#### What you have to do
Look at each line of the records and count those with "name" in them. Please answer with the count alone.

Some records:
....

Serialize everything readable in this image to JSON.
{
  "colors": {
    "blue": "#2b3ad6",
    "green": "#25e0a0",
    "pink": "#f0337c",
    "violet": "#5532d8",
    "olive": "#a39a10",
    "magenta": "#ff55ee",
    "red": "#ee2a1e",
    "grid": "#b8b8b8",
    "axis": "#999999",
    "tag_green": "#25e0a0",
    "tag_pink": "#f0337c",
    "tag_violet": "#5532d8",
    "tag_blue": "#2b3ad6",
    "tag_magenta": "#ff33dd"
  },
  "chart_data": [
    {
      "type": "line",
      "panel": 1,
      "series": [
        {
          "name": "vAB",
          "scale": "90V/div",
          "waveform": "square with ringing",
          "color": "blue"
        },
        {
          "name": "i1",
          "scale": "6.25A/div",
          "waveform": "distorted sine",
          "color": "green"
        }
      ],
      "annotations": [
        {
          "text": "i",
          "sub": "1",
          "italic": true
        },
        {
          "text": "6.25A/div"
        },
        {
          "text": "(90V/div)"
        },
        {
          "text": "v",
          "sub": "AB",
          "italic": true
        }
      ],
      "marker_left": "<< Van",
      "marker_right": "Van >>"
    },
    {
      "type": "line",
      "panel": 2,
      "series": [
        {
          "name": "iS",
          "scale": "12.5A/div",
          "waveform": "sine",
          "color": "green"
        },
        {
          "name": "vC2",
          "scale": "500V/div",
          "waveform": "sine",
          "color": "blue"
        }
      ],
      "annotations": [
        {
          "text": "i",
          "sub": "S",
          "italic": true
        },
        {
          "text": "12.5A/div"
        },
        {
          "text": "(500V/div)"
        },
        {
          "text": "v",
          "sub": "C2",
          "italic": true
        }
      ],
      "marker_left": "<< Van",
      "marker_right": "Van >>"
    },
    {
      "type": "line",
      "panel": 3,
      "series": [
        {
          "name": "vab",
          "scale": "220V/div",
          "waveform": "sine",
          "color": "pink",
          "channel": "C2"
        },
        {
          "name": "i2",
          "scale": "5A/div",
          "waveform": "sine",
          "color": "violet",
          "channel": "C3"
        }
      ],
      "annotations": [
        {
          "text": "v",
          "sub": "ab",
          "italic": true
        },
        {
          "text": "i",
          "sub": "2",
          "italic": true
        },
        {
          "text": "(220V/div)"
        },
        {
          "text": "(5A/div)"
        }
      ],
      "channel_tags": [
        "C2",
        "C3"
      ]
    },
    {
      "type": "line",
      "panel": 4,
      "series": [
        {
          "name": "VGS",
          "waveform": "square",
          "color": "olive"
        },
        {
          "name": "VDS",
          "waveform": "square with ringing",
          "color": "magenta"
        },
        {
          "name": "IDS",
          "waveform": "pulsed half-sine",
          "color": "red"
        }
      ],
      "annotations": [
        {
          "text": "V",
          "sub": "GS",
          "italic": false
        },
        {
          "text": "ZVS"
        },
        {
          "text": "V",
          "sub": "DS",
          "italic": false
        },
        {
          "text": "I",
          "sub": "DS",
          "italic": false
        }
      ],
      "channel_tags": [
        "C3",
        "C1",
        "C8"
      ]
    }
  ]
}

....

#### Correct output
9